[BEGIN]

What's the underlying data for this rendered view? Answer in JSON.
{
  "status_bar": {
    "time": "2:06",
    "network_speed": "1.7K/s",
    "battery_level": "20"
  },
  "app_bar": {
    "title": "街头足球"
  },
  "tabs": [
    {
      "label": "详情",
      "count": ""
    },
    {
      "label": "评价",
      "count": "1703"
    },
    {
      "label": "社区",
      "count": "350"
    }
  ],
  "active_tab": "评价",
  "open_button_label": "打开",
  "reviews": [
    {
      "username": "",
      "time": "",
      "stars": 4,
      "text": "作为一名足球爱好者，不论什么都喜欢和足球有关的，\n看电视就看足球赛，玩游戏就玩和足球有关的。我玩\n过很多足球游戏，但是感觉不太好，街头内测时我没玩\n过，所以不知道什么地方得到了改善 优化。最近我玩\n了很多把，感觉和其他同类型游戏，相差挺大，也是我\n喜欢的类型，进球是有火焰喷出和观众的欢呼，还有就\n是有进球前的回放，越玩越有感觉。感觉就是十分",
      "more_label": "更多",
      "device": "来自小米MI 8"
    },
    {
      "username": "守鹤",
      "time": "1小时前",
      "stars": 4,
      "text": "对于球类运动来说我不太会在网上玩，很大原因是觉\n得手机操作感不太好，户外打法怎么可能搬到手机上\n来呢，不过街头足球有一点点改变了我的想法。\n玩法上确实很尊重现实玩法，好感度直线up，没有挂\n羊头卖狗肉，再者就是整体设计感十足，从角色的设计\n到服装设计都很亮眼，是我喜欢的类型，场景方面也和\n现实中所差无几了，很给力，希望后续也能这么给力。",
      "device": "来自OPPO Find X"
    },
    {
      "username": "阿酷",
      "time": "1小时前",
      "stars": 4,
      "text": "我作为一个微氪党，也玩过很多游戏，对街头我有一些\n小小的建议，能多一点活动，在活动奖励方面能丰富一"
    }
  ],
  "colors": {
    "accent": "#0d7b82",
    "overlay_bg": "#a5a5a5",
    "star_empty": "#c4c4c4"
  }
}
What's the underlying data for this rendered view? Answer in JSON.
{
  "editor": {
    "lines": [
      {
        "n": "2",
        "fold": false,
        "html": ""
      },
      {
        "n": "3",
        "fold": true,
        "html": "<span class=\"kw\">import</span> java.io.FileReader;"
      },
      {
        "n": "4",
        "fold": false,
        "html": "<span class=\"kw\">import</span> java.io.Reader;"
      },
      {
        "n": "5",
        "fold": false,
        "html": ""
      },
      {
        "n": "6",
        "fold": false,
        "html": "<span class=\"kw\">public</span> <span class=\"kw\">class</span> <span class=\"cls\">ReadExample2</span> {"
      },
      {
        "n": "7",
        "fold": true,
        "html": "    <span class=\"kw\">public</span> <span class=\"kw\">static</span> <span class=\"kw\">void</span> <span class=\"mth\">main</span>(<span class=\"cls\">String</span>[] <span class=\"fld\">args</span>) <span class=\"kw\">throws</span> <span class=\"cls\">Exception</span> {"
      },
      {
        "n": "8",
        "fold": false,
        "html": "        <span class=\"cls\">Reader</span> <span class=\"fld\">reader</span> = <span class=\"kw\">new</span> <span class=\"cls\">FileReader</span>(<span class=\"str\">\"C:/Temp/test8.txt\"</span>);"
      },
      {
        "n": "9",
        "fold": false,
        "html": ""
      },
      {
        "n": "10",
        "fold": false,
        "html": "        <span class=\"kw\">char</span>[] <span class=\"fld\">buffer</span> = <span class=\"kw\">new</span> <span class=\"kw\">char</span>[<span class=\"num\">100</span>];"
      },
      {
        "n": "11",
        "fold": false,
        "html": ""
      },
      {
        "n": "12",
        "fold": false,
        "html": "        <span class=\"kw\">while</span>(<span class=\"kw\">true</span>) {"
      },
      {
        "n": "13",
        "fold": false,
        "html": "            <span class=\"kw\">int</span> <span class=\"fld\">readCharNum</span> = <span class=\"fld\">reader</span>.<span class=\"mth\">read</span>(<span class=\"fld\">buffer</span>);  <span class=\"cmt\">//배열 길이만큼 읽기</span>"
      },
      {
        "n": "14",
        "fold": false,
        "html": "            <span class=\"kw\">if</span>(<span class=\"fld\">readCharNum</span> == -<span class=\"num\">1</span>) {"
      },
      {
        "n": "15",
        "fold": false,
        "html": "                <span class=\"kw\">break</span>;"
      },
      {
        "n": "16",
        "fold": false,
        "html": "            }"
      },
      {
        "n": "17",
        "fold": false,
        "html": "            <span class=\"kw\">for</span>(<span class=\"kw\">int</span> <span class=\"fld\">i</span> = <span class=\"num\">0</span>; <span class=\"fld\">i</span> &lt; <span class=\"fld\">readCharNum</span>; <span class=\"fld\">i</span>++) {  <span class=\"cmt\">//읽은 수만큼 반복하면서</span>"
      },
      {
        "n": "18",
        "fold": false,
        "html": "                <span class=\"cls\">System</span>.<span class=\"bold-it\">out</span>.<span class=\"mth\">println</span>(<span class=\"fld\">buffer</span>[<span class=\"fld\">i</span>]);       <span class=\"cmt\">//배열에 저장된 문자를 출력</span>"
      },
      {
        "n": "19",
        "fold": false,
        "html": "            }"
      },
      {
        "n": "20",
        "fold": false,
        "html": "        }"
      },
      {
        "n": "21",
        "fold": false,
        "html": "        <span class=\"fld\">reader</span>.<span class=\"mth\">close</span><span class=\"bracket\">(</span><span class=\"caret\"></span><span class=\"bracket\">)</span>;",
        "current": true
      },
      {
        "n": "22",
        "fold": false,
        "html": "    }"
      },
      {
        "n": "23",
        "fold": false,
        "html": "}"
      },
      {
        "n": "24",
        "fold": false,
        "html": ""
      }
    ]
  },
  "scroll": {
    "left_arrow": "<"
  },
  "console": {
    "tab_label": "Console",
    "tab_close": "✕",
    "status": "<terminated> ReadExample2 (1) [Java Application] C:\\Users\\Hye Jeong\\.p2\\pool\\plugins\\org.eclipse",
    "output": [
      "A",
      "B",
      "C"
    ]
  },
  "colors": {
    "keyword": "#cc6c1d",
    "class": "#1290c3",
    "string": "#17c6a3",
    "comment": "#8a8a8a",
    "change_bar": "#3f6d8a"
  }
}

[END]

_Prompt_
Would you copy out each line exactly as written?

_Result of this task_
What's the underlying data for this rendered view? Answer in JSON.
{
  "status_bar": {
    "time": "2:06",
    "network_speed": "1.7K/s",
    "battery_level": "20"
  },
  "app_bar": {
    "title": "街头足球"
  },
  "tabs": [
    {
      "label": "详情",
      "count": ""
    },
    {
      "label": "评价",
      "count": "1703"
    },
    {
      "label": "社区",
      "count": "350"
    }
  ],
  "active_tab": "评价",
  "open_button_label": "打开",
  "reviews": [
    {
      "username": "",
      "time": "",
      "stars": 4,
      "text": "作为一名足球爱好者，不论什么都喜欢和足球有关的，\n看电视就看足球赛，玩游戏就玩和足球有关的。我玩\n过很多足球游戏，但是感觉不太好，街头内测时我没玩\n过，所以不知道什么地方得到了改善 优化。最近我玩\n了很多把，感觉和其他同类型游戏，相差挺大，也是我\n喜欢的类型，进球是有火焰喷出和观众的欢呼，还有就\n是有进球前的回放，越玩越有感觉。感觉就是十分",
      "more_label": "更多",
      "device": "来自小米MI 8"
    },
    {
      "username": "守鹤",
      "time": "1小时前",
      "stars": 4,
      "text": "对于球类运动来说我不太会在网上玩，很大原因是觉\n得手机操作感不太好，户外打法怎么可能搬到手机上\n来呢，不过街头足球有一点点改变了我的想法。\n玩法上确实很尊重现实玩法，好感度直线up，没有挂\n羊头卖狗肉，再者就是整体设计感十足，从角色的设计\n到服装设计都很亮眼，是我喜欢的类型，场景方面也和\n现实中所差无几了，很给力，希望后续也能这么给力。",
      "device": "来自OPPO Find X"
    },
    {
      "username": "阿酷",
      "time": "1小时前",
      "stars": 4,
      "text": "我作为一个微氪党，也玩过很多游戏，对街头我有一些\n小小的建议，能多一点活动，在活动奖励方面能丰富一"
    }
  ],
  "colors": {
    "accent": "#0d7b82",
    "overlay_bg": "#a5a5a5",
    "star_empty": "#c4c4c4"
  }
}
What's the underlying data for this rendered view? Answer in JSON.
{
  "editor": {
    "lines": [
      {
        "n": "2",
        "fold": false,
        "html": ""
      },
      {
        "n": "3",
        "fold": true,
        "html": "<span class=\"kw\">import</span> java.io.FileReader;"
      },
      {
        "n": "4",
        "fold": false,
        "html": "<span class=\"kw\">import</span> java.io.Reader;"
      },
      {
        "n": "5",
        "fold": false,
        "html": ""
      },
      {
        "n": "6",
        "fold": false,
        "html": "<span class=\"kw\">public</span> <span class=\"kw\">class</span> <span class=\"cls\">ReadExample2</span> {"
      },
      {
        "n": "7",
        "fold": true,
        "html": "    <span class=\"kw\">public</span> <span class=\"kw\">static</span> <span class=\"kw\">void</span> <span class=\"mth\">main</span>(<span class=\"cls\">String</span>[] <span class=\"fld\">args</span>) <span class=\"kw\">throws</span> <span class=\"cls\">Exception</span> {"
      },
      {
        "n": "8",
        "fold": false,
        "html": "        <span class=\"cls\">Reader</span> <span class=\"fld\">reader</span> = <span class=\"kw\">new</span> <span class=\"cls\">FileReader</span>(<span class=\"str\">\"C:/Temp/test8.txt\"</span>);"
      },
      {
        "n": "9",
        "fold": false,
        "html": ""
      },
      {
        "n": "10",
        "fold": false,
        "html": "        <span class=\"kw\">char</span>[] <span class=\"fld\">buffer</span> = <span class=\"kw\">new</span> <span class=\"kw\">char</span>[<span class=\"num\">100</span>];"
      },
      {
        "n": "11",
        "fold": false,
        "html": ""
      },
      {
        "n": "12",
        "fold": false,
        "html": "        <span class=\"kw\">while</span>(<span class=\"kw\">true</span>) {"
      },
      {
        "n": "13",
        "fold": false,
        "html": "            <span class=\"kw\">int</span> <span class=\"fld\">readCharNum</span> = <span class=\"fld\">reader</span>.<span class=\"mth\">read</span>(<span class=\"fld\">buffer</span>);  <span class=\"cmt\">//배열 길이만큼 읽기</span>"
      },
      {
        "n": "14",
        "fold": false,
        "html": "            <span class=\"kw\">if</span>(<span class=\"fld\">readCharNum</span> == -<span class=\"num\">1</span>) {"
      },
      {
        "n": "15",
        "fold": false,
        "html": "                <span class=\"kw\">break</span>;"
      },
      {
        "n": "16",
        "fold": false,
        "html": "            }"
      },
      {
        "n": "17",
        "fold": false,
        "html": "            <span class=\"kw\">for</span>(<span class=\"kw\">int</span> <span class=\"fld\">i</span> = <span class=\"num\">0</span>; <span class=\"fld\">i</span> &lt; <span class=\"fld\">readCharNum</span>; <span class=\"fld\">i</span>++) {  <span class=\"cmt\">//읽은 수만큼 반복하면서</span>"
      },
      {
        "n": "18",
        "fold": false,
        "html": "                <span class=\"cls\">System</span>.<span class=\"bold-it\">out</span>.<span class=\"mth\">println</span>(<span class=\"fld\">buffer</span>[<span class=\"fld\">i</span>]);       <span class=\"cmt\">//배열에 저장된 문자를 출력</span>"
      },
      {
        "n": "19",
        "fold": false,
        "html": "            }"
      },
      {
        "n": "20",
        "fold": false,
        "html": "        }"
      },
      {
        "n": "21",
        "fold": false,
        "html": "        <span class=\"fld\">reader</span>.<span class=\"mth\">close</span><span class=\"bracket\">(</span><span class=\"caret\"></span><span class=\"bracket\">)</span>;",
        "current": true
      },
      {
        "n": "22",
        "fold": false,
        "html": "    }"
      },
      {
        "n": "23",
        "fold": false,
        "html": "}"
      },
      {
        "n": "24",
        "fold": false,
        "html": ""
      }
    ]
  },
  "scroll": {
    "left_arrow": "<"
  },
  "console": {
    "tab_label": "Console",
    "tab_close": "✕",
    "status": "<terminated> ReadExample2 (1) [Java Application] C:\\Users\\Hye Jeong\\.p2\\pool\\plugins\\org.eclipse",
    "output": [
      "A",
      "B",
      "C"
    ]
  },
  "colors": {
    "keyword": "#cc6c1d",
    "class": "#1290c3",
    "string": "#17c6a3",
    "comment": "#8a8a8a",
    "change_bar": "#3f6d8a"
  }
}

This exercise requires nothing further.